■ **Records to use**

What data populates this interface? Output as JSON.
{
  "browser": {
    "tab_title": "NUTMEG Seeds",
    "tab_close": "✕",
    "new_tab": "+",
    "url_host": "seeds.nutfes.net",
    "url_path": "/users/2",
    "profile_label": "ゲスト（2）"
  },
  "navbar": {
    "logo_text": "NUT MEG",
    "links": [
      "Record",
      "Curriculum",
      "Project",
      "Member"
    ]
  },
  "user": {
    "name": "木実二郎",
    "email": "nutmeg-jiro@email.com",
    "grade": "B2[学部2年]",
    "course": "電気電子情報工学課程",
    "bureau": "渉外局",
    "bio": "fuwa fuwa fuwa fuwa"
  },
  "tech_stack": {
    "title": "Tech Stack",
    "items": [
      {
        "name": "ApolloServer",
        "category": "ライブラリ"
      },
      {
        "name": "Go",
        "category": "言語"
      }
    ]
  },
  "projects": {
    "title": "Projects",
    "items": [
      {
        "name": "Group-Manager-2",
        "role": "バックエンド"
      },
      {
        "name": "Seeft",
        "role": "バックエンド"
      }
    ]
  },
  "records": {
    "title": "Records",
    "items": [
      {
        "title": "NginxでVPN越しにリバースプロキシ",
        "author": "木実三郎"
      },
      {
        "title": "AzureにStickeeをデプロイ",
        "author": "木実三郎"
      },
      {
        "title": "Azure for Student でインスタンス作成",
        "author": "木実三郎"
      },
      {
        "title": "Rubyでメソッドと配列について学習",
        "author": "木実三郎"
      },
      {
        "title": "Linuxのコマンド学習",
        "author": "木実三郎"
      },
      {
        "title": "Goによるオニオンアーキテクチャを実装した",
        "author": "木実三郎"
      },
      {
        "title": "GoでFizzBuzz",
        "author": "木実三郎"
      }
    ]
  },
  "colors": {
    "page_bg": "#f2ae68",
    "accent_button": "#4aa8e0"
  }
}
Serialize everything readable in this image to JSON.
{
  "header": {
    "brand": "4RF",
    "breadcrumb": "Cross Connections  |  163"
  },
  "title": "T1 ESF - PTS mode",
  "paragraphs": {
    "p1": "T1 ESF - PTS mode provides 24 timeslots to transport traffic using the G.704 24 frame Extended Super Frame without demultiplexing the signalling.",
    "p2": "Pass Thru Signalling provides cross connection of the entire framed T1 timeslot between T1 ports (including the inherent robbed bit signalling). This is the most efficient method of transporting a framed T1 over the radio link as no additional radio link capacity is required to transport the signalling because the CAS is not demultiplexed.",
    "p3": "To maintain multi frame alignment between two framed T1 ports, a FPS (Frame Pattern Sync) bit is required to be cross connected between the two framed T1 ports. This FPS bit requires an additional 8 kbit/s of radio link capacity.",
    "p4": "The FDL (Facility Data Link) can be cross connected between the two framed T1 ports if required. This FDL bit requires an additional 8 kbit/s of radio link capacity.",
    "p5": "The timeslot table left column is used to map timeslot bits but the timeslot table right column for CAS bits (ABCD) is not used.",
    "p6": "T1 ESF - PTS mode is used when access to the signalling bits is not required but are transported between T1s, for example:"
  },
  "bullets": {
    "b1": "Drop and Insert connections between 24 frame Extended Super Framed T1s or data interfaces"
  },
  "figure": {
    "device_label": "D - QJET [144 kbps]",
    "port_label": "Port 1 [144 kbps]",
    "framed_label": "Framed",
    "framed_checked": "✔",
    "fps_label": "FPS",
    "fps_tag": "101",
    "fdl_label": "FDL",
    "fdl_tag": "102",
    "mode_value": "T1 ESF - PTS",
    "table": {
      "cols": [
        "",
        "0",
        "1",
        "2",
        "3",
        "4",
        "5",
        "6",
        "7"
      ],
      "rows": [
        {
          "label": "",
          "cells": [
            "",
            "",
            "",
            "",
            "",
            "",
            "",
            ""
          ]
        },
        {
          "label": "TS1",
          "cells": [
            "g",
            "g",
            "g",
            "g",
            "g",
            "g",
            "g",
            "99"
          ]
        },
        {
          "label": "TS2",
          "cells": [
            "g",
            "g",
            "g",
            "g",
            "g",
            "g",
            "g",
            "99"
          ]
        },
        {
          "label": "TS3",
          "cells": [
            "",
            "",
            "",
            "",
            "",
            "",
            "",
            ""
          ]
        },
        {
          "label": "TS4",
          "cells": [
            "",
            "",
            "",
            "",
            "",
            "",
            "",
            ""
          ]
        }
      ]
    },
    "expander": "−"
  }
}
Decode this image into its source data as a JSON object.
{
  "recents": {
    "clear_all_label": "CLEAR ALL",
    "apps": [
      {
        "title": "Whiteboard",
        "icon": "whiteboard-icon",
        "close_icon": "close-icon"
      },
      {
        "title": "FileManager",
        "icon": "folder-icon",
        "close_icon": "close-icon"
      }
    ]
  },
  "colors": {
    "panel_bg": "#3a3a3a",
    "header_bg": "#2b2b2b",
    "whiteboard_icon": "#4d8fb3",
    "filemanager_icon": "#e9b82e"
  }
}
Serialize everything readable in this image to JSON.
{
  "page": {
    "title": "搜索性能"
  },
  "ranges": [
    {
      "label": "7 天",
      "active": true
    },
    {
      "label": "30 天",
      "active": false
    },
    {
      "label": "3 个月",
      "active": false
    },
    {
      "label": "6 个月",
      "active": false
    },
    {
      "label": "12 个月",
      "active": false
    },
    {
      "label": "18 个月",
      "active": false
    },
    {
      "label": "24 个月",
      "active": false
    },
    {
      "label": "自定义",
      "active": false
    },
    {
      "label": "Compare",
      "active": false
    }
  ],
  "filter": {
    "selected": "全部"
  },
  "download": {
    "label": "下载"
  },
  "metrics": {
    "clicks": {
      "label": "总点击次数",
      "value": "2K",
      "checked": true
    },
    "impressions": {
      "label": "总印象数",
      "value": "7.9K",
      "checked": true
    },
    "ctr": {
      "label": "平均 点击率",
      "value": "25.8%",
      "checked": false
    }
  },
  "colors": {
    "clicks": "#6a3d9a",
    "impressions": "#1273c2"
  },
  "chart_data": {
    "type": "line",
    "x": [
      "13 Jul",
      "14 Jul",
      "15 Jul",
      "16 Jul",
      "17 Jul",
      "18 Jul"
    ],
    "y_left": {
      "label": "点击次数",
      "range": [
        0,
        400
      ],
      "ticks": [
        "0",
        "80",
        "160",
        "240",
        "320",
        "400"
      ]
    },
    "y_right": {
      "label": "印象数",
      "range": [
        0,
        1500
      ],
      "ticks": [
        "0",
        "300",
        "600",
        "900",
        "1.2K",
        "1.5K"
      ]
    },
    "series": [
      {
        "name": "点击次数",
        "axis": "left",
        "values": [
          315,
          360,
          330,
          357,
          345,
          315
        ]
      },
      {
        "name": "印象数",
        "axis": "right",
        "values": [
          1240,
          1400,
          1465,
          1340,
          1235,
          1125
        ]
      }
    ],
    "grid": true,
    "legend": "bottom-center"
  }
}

■ **Task goal**
Reproduce the listing shown above in its entirety, exactly.

■ **Answer to the exercise**
What data populates this interface? Output as JSON.
{
  "browser": {
    "tab_title": "NUTMEG Seeds",
    "tab_close": "✕",
    "new_tab": "+",
    "url_host": "seeds.nutfes.net",
    "url_path": "/users/2",
    "profile_label": "ゲスト（2）"
  },
  "navbar": {
    "logo_text": "NUT MEG",
    "links": [
      "Record",
      "Curriculum",
      "Project",
      "Member"
    ]
  },
  "user": {
    "name": "木実二郎",
    "email": "nutmeg-jiro@email.com",
    "grade": "B2[学部2年]",
    "course": "電気電子情報工学課程",
    "bureau": "渉外局",
    "bio": "fuwa fuwa fuwa fuwa"
  },
  "tech_stack": {
    "title": "Tech Stack",
    "items": [
      {
        "name": "ApolloServer",
        "category": "ライブラリ"
      },
      {
        "name": "Go",
        "category": "言語"
      }
    ]
  },
  "projects": {
    "title": "Projects",
    "items": [
      {
        "name": "Group-Manager-2",
        "role": "バックエンド"
      },
      {
        "name": "Seeft",
        "role": "バックエンド"
      }
    ]
  },
  "records": {
    "title": "Records",
    "items": [
      {
        "title": "NginxでVPN越しにリバースプロキシ",
        "author": "木実三郎"
      },
      {
        "title": "AzureにStickeeをデプロイ",
        "author": "木実三郎"
      },
      {
        "title": "Azure for Student でインスタンス作成",
        "author": "木実三郎"
      },
      {
        "title": "Rubyでメソッドと配列について学習",
        "author": "木実三郎"
      },
      {
        "title": "Linuxのコマンド学習",
        "author": "木実三郎"
      },
      {
        "title": "Goによるオニオンアーキテクチャを実装した",
        "author": "木実三郎"
      },
      {
        "title": "GoでFizzBuzz",
        "author": "木実三郎"
      }
    ]
  },
  "colors": {
    "page_bg": "#f2ae68",
    "accent_button": "#4aa8e0"
  }
}
Serialize everything readable in this image to JSON.
{
  "header": {
    "brand": "4RF",
    "breadcrumb": "Cross Connections  |  163"
  },
  "title": "T1 ESF - PTS mode",
  "paragraphs": {
    "p1": "T1 ESF - PTS mode provides 24 timeslots to transport traffic using the G.704 24 frame Extended Super Frame without demultiplexing the signalling.",
    "p2": "Pass Thru Signalling provides cross connection of the entire framed T1 timeslot between T1 ports (including the inherent robbed bit signalling). This is the most efficient method of transporting a framed T1 over the radio link as no additional radio link capacity is required to transport the signalling because the CAS is not demultiplexed.",
    "p3": "To maintain multi frame alignment between two framed T1 ports, a FPS (Frame Pattern Sync) bit is required to be cross connected between the two framed T1 ports. This FPS bit requires an additional 8 kbit/s of radio link capacity.",
    "p4": "The FDL (Facility Data Link) can be cross connected between the two framed T1 ports if required. This FDL bit requires an additional 8 kbit/s of radio link capacity.",
    "p5": "The timeslot table left column is used to map timeslot bits but the timeslot table right column for CAS bits (ABCD) is not used.",
    "p6": "T1 ESF - PTS mode is used when access to the signalling bits is not required but are transported between T1s, for example:"
  },
  "bullets": {
    "b1": "Drop and Insert connections between 24 frame Extended Super Framed T1s or data interfaces"
  },
  "figure": {
    "device_label": "D - QJET [144 kbps]",
    "port_label": "Port 1 [144 kbps]",
    "framed_label": "Framed",
    "framed_checked": "✔",
    "fps_label": "FPS",
    "fps_tag": "101",
    "fdl_label": "FDL",
    "fdl_tag": "102",
    "mode_value": "T1 ESF - PTS",
    "table": {
      "cols": [
        "",
        "0",
        "1",
        "2",
        "3",
        "4",
        "5",
        "6",
        "7"
      ],
      "rows": [
        {
          "label": "",
          "cells": [
            "",
            "",
            "",
            "",
            "",
            "",
            "",
            ""
          ]
        },
        {
          "label": "TS1",
          "cells": [
            "g",
            "g",
            "g",
            "g",
            "g",
            "g",
            "g",
            "99"
          ]
        },
        {
          "label": "TS2",
          "cells": [
            "g",
            "g",
            "g",
            "g",
            "g",
            "g",
            "g",
            "99"
          ]
        },
        {
          "label": "TS3",
          "cells": [
            "",
            "",
            "",
            "",
            "",
            "",
            "",
            ""
          ]
        },
        {
          "label": "TS4",
          "cells": [
            "",
            "",
            "",
            "",
            "",
            "",
            "",
            ""
          ]
        }
      ]
    },
    "expander": "−"
  }
}
Decode this image into its source data as a JSON object.
{
  "recents": {
    "clear_all_label": "CLEAR ALL",
    "apps": [
      {
        "title": "Whiteboard",
        "icon": "whiteboard-icon",
        "close_icon": "close-icon"
      },
      {
        "title": "FileManager",
        "icon": "folder-icon",
        "close_icon": "close-icon"
      }
    ]
  },
  "colors": {
    "panel_bg": "#3a3a3a",
    "header_bg": "#2b2b2b",
    "whiteboard_icon": "#4d8fb3",
    "filemanager_icon": "#e9b82e"
  }
}
Serialize everything readable in this image to JSON.
{
  "page": {
    "title": "搜索性能"
  },
  "ranges": [
    {
      "label": "7 天",
      "active": true
    },
    {
      "label": "30 天",
      "active": false
    },
    {
      "label": "3 个月",
      "active": false
    },
    {
      "label": "6 个月",
      "active": false
    },
    {
      "label": "12 个月",
      "active": false
    },
    {
      "label": "18 个月",
      "active": false
    },
    {
      "label": "24 个月",
      "active": false
    },
    {
      "label": "自定义",
      "active": false
    },
    {
      "label": "Compare",
      "active": false
    }
  ],
  "filter": {
    "selected": "全部"
  },
  "download": {
    "label": "下载"
  },
  "metrics": {
    "clicks": {
      "label": "总点击次数",
      "value": "2K",
      "checked": true
    },
    "impressions": {
      "label": "总印象数",
      "value": "7.9K",
      "checked": true
    },
    "ctr": {
      "label": "平均 点击率",
      "value": "25.8%",
      "checked": false
    }
  },
  "colors": {
    "clicks": "#6a3d9a",
    "impressions": "#1273c2"
  },
  "chart_data": {
    "type": "line",
    "x": [
      "13 Jul",
      "14 Jul",
      "15 Jul",
      "16 Jul",
      "17 Jul",
      "18 Jul"
    ],
    "y_left": {
      "label": "点击次数",
      "range": [
        0,
        400
      ],
      "ticks": [
        "0",
        "80",
        "160",
        "240",
        "320",
        "400"
      ]
    },
    "y_right": {
      "label": "印象数",
      "range": [
        0,
        1500
      ],
      "ticks": [
        "0",
        "300",
        "600",
        "900",
        "1.2K",
        "1.5K"
      ]
    },
    "series": [
      {
        "name": "点击次数",
        "axis": "left",
        "values": [
          315,
          360,
          330,
          357,
          345,
          315
        ]
      },
      {
        "name": "印象数",
        "axis": "right",
        "values": [
          1240,
          1400,
          1465,
          1340,
          1235,
          1125
        ]
      }
    ],
    "grid": true,
    "legend": "bottom-center"
  }
}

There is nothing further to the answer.